• Given request: Output the material below unchanged, apart from leaving out the pictures.

[Stored data]
★ ★ ★ ★ ★ ★ ★
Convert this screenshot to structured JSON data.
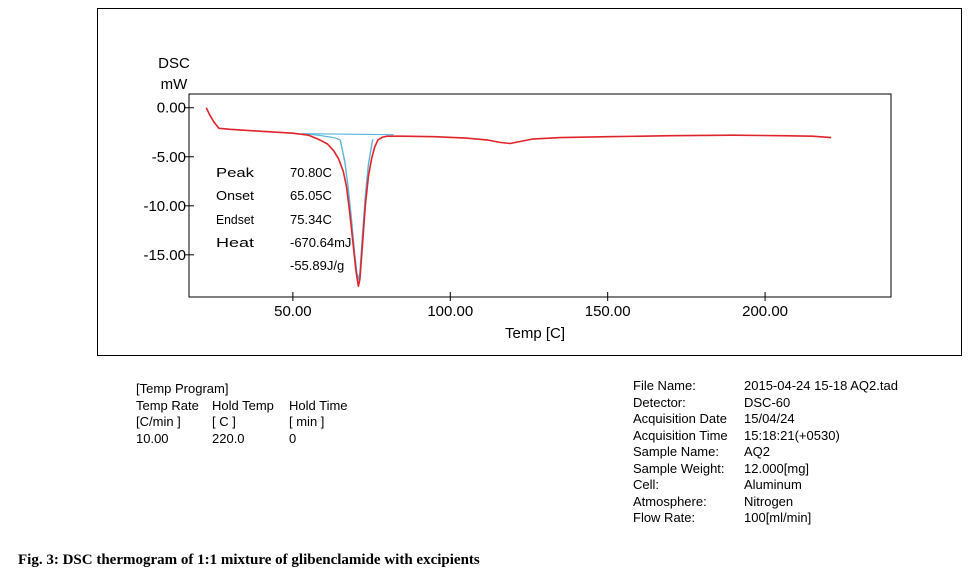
{
  "chart_data": {
    "type": "line",
    "ylabel_lines": [
      "DSC",
      "mW"
    ],
    "xlabel": "Temp  [C]",
    "xlim": [
      17,
      240
    ],
    "ylim": [
      -19.3,
      1.4
    ],
    "x_ticks": [
      50,
      100,
      150,
      200
    ],
    "x_tick_labels": [
      "50.00",
      "100.00",
      "150.00",
      "200.00"
    ],
    "y_ticks": [
      0,
      -5,
      -10,
      -15
    ],
    "y_tick_labels": [
      "0.00",
      "-5.00",
      "-10.00",
      "-15.00"
    ],
    "grid": false,
    "series": [
      {
        "color": "#e0242b",
        "x": [
          22.5,
          23.5,
          25,
          26.5,
          30,
          40,
          50,
          55,
          58,
          61,
          63,
          64.5,
          66,
          67,
          68,
          69,
          70,
          70.5,
          70.8,
          71.3,
          72,
          73,
          74,
          75,
          76,
          77,
          78.5,
          80,
          85,
          95,
          105,
          112,
          116,
          119,
          122,
          126,
          135,
          150,
          170,
          190,
          205,
          215,
          221
        ],
        "y": [
          0.0,
          -0.7,
          -1.5,
          -2.1,
          -2.2,
          -2.4,
          -2.6,
          -2.8,
          -3.2,
          -3.7,
          -4.4,
          -5.2,
          -6.5,
          -8.0,
          -10.5,
          -13.5,
          -16.5,
          -17.6,
          -18.2,
          -17.5,
          -14.5,
          -10.0,
          -7.0,
          -5.2,
          -4.0,
          -3.3,
          -3.0,
          -2.9,
          -2.9,
          -2.95,
          -3.1,
          -3.3,
          -3.55,
          -3.65,
          -3.45,
          -3.2,
          -3.05,
          -2.95,
          -2.85,
          -2.8,
          -2.85,
          -2.9,
          -3.05
        ]
      }
    ],
    "baseline": {
      "color": "#5ab4dc",
      "x": [
        53,
        82
      ],
      "y": [
        -2.65,
        -2.75
      ]
    },
    "onset_tangent": {
      "color": "#5ab4dc",
      "x": [
        53,
        58,
        62,
        64,
        65.05
      ],
      "y": [
        -2.65,
        -2.8,
        -3.0,
        -3.15,
        -3.3
      ]
    },
    "peak_fill": {
      "color": "#5ab4dc",
      "x": [
        65.05,
        66.5,
        67.5,
        68.5,
        69.5,
        70.3,
        70.8,
        71.3,
        72,
        73,
        74,
        75.34
      ],
      "y": [
        -3.3,
        -5.5,
        -8.0,
        -11.0,
        -14.5,
        -16.8,
        -17.6,
        -16.8,
        -13.5,
        -9.0,
        -5.8,
        -3.2
      ]
    },
    "annotations": {
      "labels": [
        "Peak",
        "Onset",
        "Endset",
        "Heat"
      ],
      "values": [
        "70.80C",
        "65.05C",
        "75.34C",
        "-670.64mJ",
        "-55.89J/g"
      ]
    }
  },
  "temp_program": {
    "title": "[Temp Program]",
    "headers": [
      "Temp Rate",
      "Hold Temp",
      "Hold Time"
    ],
    "units": [
      "[C/min ]",
      "[  C  ]",
      "[  min  ]"
    ],
    "rows": [
      [
        "10.00",
        "220.0",
        "0"
      ]
    ]
  },
  "file_info": [
    {
      "key": "File Name:",
      "value": "2015-04-24 15-18 AQ2.tad"
    },
    {
      "key": "Detector:",
      "value": "DSC-60"
    },
    {
      "key": "Acquisition Date",
      "value": "15/04/24"
    },
    {
      "key": "Acquisition Time",
      "value": "15:18:21(+0530)"
    },
    {
      "key": "Sample Name:",
      "value": "AQ2"
    },
    {
      "key": "Sample Weight:",
      "value": "12.000[mg]"
    },
    {
      "key": "Cell:",
      "value": "Aluminum"
    },
    {
      "key": "Atmosphere:",
      "value": "Nitrogen"
    },
    {
      "key": "Flow Rate:",
      "value": "100[ml/min]"
    }
  ],
  "caption": "Fig. 3: DSC thermogram of 1:1 mixture of glibenclamide with excipients"
}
★ ★ ★ ★ ★ ★ ★
• Exercise solution:
Convert this screenshot to structured JSON data.
{
  "chart_data": {
    "type": "line",
    "ylabel_lines": [
      "DSC",
      "mW"
    ],
    "xlabel": "Temp  [C]",
    "xlim": [
      17,
      240
    ],
    "ylim": [
      -19.3,
      1.4
    ],
    "x_ticks": [
      50,
      100,
      150,
      200
    ],
    "x_tick_labels": [
      "50.00",
      "100.00",
      "150.00",
      "200.00"
    ],
    "y_ticks": [
      0,
      -5,
      -10,
      -15
    ],
    "y_tick_labels": [
      "0.00",
      "-5.00",
      "-10.00",
      "-15.00"
    ],
    "grid": false,
    "series": [
      {
        "color": "#e0242b",
        "x": [
          22.5,
          23.5,
          25,
          26.5,
          30,
          40,
          50,
          55,
          58,
          61,
          63,
          64.5,
          66,
          67,
          68,
          69,
          70,
          70.5,
          70.8,
          71.3,
          72,
          73,
          74,
          75,
          76,
          77,
          78.5,
          80,
          85,
          95,
          105,
          112,
          116,
          119,
          122,
          126,
          135,
          150,
          170,
          190,
          205,
          215,
          221
        ],
        "y": [
          0.0,
          -0.7,
          -1.5,
          -2.1,
          -2.2,
          -2.4,
          -2.6,
          -2.8,
          -3.2,
          -3.7,
          -4.4,
          -5.2,
          -6.5,
          -8.0,
          -10.5,
          -13.5,
          -16.5,
          -17.6,
          -18.2,
          -17.5,
          -14.5,
          -10.0,
          -7.0,
          -5.2,
          -4.0,
          -3.3,
          -3.0,
          -2.9,
          -2.9,
          -2.95,
          -3.1,
          -3.3,
          -3.55,
          -3.65,
          -3.45,
          -3.2,
          -3.05,
          -2.95,
          -2.85,
          -2.8,
          -2.85,
          -2.9,
          -3.05
        ]
      }
    ],
    "baseline": {
      "color": "#5ab4dc",
      "x": [
        53,
        82
      ],
      "y": [
        -2.65,
        -2.75
      ]
    },
    "onset_tangent": {
      "color": "#5ab4dc",
      "x": [
        53,
        58,
        62,
        64,
        65.05
      ],
      "y": [
        -2.65,
        -2.8,
        -3.0,
        -3.15,
        -3.3
      ]
    },
    "peak_fill": {
      "color": "#5ab4dc",
      "x": [
        65.05,
        66.5,
        67.5,
        68.5,
        69.5,
        70.3,
        70.8,
        71.3,
        72,
        73,
        74,
        75.34
      ],
      "y": [
        -3.3,
        -5.5,
        -8.0,
        -11.0,
        -14.5,
        -16.8,
        -17.6,
        -16.8,
        -13.5,
        -9.0,
        -5.8,
        -3.2
      ]
    },
    "annotations": {
      "labels": [
        "Peak",
        "Onset",
        "Endset",
        "Heat"
      ],
      "values": [
        "70.80C",
        "65.05C",
        "75.34C",
        "-670.64mJ",
        "-55.89J/g"
      ]
    }
  },
  "temp_program": {
    "title": "[Temp Program]",
    "headers": [
      "Temp Rate",
      "Hold Temp",
      "Hold Time"
    ],
    "units": [
      "[C/min ]",
      "[  C  ]",
      "[  min  ]"
    ],
    "rows": [
      [
        "10.00",
        "220.0",
        "0"
      ]
    ]
  },
  "file_info": [
    {
      "key": "File Name:",
      "value": "2015-04-24 15-18 AQ2.tad"
    },
    {
      "key": "Detector:",
      "value": "DSC-60"
    },
    {
      "key": "Acquisition Date",
      "value": "15/04/24"
    },
    {
      "key": "Acquisition Time",
      "value": "15:18:21(+0530)"
    },
    {
      "key": "Sample Name:",
      "value": "AQ2"
    },
    {
      "key": "Sample Weight:",
      "value": "12.000[mg]"
    },
    {
      "key": "Cell:",
      "value": "Aluminum"
    },
    {
      "key": "Atmosphere:",
      "value": "Nitrogen"
    },
    {
      "key": "Flow Rate:",
      "value": "100[ml/min]"
    }
  ],
  "caption": "Fig. 3: DSC thermogram of 1:1 mixture of glibenclamide with excipients"
}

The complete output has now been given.